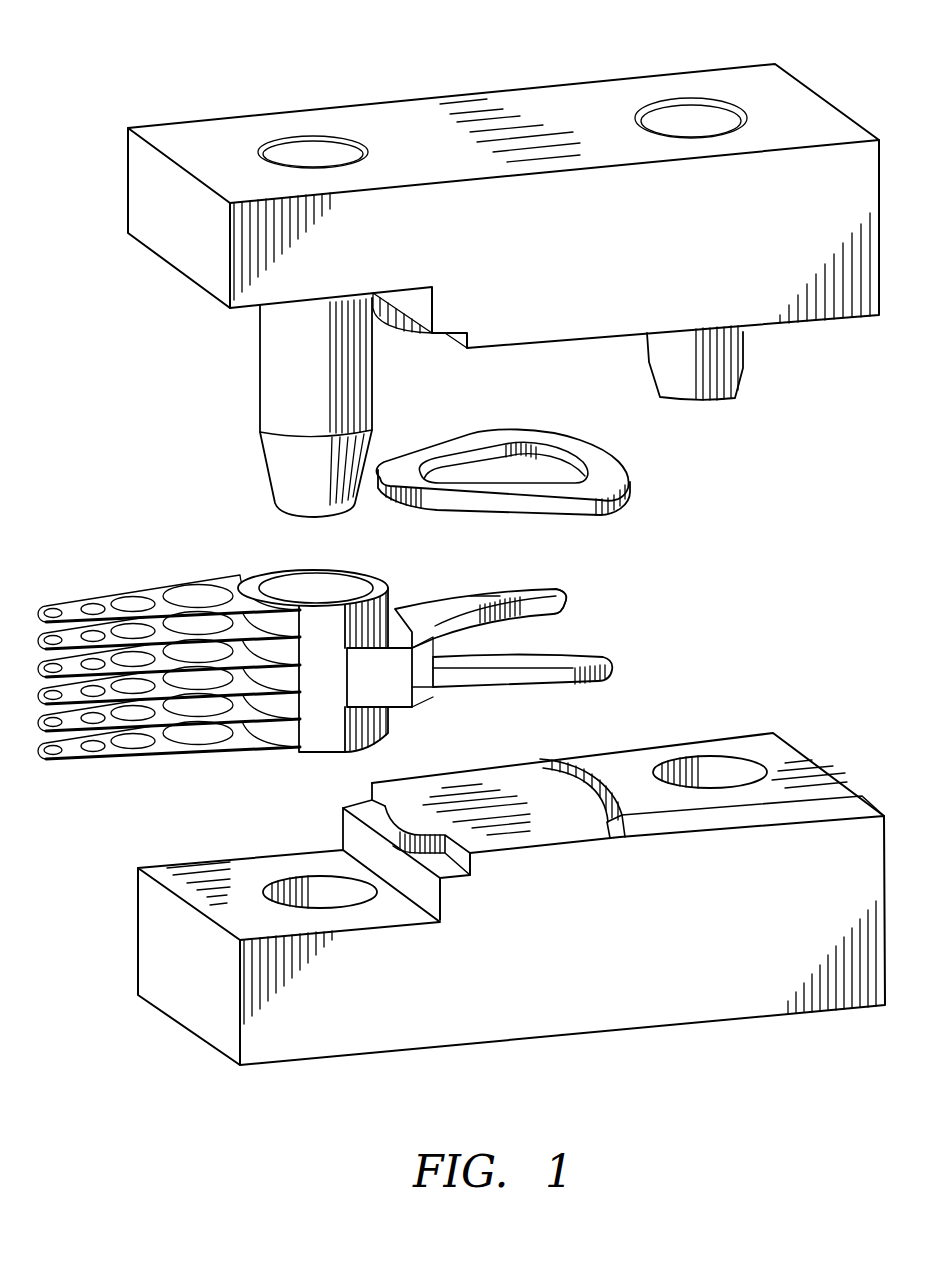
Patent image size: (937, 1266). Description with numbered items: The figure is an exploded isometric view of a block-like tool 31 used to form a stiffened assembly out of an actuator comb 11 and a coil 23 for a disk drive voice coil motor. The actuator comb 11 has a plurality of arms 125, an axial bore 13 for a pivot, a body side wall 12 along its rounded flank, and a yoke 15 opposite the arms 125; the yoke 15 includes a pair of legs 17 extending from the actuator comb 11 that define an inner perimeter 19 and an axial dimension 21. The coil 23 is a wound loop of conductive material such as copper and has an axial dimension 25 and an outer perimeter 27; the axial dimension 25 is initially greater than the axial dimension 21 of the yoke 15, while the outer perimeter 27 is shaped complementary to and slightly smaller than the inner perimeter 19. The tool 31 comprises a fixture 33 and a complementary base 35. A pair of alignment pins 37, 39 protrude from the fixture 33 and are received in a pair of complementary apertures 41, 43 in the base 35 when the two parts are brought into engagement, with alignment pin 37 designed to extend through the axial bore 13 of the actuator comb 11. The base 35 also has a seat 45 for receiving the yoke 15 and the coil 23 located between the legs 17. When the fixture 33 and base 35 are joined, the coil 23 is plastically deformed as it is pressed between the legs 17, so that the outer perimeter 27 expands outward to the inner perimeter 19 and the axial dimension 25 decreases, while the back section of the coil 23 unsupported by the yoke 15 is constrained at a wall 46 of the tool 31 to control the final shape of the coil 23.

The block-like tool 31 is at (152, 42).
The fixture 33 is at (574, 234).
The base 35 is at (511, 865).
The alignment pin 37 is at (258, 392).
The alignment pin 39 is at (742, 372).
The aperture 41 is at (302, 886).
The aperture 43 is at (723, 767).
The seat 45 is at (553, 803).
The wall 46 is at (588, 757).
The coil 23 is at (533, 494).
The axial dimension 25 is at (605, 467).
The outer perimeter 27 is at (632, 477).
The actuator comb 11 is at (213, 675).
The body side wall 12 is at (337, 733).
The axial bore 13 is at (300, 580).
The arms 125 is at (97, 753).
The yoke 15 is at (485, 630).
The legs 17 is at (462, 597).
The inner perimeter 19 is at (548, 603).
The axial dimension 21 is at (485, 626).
________________________________________
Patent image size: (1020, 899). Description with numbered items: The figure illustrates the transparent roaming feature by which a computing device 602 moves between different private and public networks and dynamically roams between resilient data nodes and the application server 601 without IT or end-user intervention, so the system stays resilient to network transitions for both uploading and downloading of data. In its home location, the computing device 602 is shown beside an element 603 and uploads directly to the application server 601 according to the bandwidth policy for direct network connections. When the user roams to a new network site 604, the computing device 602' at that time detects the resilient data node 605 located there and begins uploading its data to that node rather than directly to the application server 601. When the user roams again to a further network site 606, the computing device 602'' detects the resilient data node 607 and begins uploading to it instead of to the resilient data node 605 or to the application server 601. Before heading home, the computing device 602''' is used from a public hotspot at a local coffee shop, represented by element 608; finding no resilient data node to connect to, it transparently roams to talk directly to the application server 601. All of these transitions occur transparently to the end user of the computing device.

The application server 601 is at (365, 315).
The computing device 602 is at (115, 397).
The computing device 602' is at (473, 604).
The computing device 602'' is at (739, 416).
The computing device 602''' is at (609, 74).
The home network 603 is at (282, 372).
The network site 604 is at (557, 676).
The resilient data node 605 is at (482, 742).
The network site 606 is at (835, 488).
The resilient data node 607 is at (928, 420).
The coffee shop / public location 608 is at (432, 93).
________________________________________
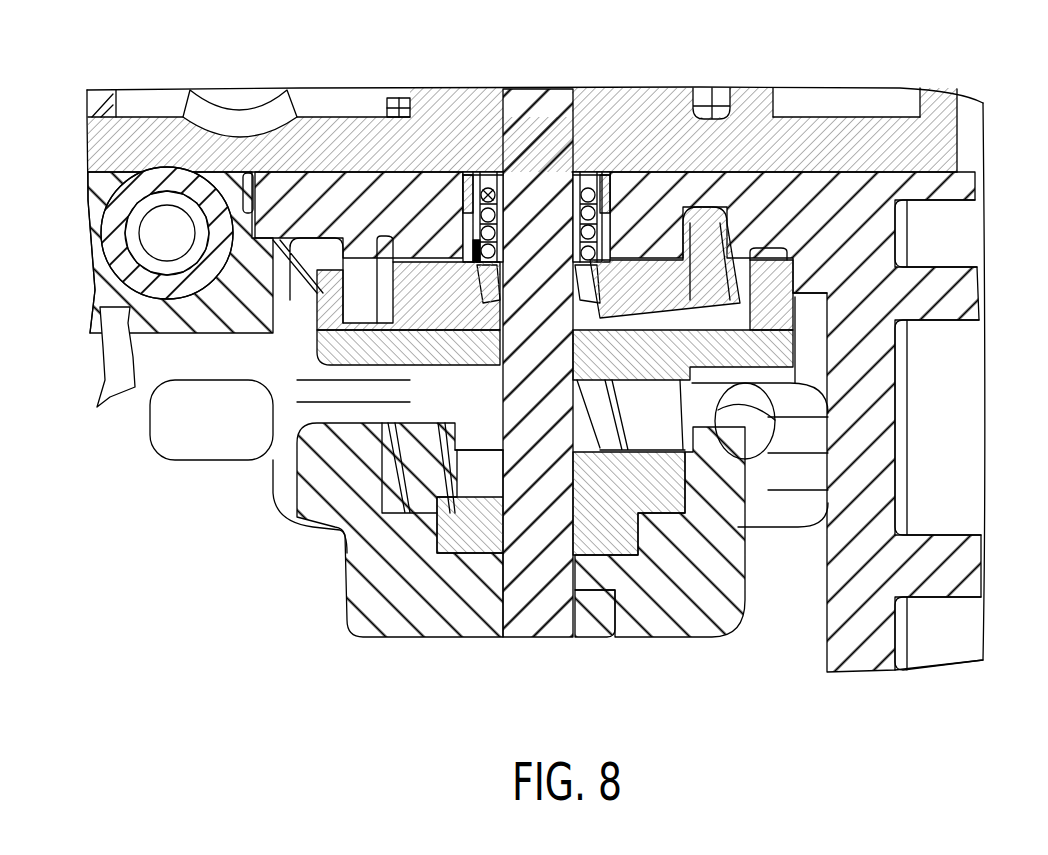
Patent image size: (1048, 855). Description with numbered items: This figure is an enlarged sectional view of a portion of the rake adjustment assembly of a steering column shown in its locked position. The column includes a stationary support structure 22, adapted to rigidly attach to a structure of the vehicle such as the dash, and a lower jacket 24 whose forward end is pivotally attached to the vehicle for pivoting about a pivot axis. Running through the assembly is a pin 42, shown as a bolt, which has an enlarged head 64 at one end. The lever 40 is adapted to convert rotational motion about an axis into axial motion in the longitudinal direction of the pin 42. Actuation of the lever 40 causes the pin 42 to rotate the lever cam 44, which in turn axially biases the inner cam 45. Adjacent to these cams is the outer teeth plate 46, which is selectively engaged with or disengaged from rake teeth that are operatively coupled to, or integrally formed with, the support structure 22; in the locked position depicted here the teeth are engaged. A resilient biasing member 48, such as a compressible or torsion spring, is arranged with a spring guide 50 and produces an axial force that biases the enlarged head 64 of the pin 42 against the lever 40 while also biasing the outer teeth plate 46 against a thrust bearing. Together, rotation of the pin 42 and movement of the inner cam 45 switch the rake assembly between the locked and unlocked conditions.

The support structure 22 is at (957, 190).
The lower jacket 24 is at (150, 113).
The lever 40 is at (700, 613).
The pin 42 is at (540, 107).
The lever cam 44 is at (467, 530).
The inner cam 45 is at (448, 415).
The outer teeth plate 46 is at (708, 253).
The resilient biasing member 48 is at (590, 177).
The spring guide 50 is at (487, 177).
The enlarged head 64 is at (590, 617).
________________________________________
▶ GOAL: Output the lines of the records as a Markdown table with the columns Row and Line. Start at the line containing "Patent image size: (937, 1266).", stop after the line containing "The aperture 43 is at (723, 767).", number each row, and omit blank lines.

▶ CORRECT ANSWER:
| Row | Line |
|---|---|
| 1 | Patent image size: (937, 1266). Description with numbered items: The figure is an exploded isometric view of a block-like tool 31 used to form a stiffened assembly out of an actuator comb 11 and a coil 23 for a disk drive voice coil motor. The actuator comb 11 has a plurality of arms 125, an axial bore 13 for a pivot, a body side wall 12 along its rounded flank, and a yoke 15 opposite the arms 125; the yoke 15 includes a pair of legs 17 extending from the actuator comb 11 that define an inner perimeter 19 and an axial dimension 21. The coil 23 is a wound loop of conductive material such as copper and has an axial dimension 25 and an outer perimeter 27; the axial dimension 25 is initially greater than the axial dimension 21 of the yoke 15, while the outer perimeter 27 is shaped complementary to and slightly smaller than the inner perimeter 19. The tool 31 comprises a fixture 33 and a complementary base 35. A pair of alignment pins 37, 39 protrude from the fixture 33 and are received in a pair of complementary apertures 41, 43 in the base 35 when the two parts are brought into engagement, with alignment pin 37 designed to extend through the axial bore 13 of the actuator comb 11. The base 35 also has a seat 45 for receiving the yoke 15 and the coil 23 located between the legs 17. When the fixture 33 and base 35 are joined, the coil 23 is plastically deformed as it is pressed between the legs 17, so that the outer perimeter 27 expands outward to the inner perimeter 19 and the axial dimension 25 decreases, while the back section of the coil 23 unsupported by the yoke 15 is constrained at a wall 46 of the tool 31 to control the final shape of the coil 23. |
| 2 | The block-like tool 31 is at (152, 42). |
| 3 | The fixture 33 is at (574, 234). |
| 4 | The base 35 is at (511, 865). |
| 5 | The alignment pin 37 is at (258, 392). |
| 6 | The alignment pin 39 is at (742, 372). |
| 7 | The aperture 41 is at (302, 886). |
| 8 | The aperture 43 is at (723, 767). |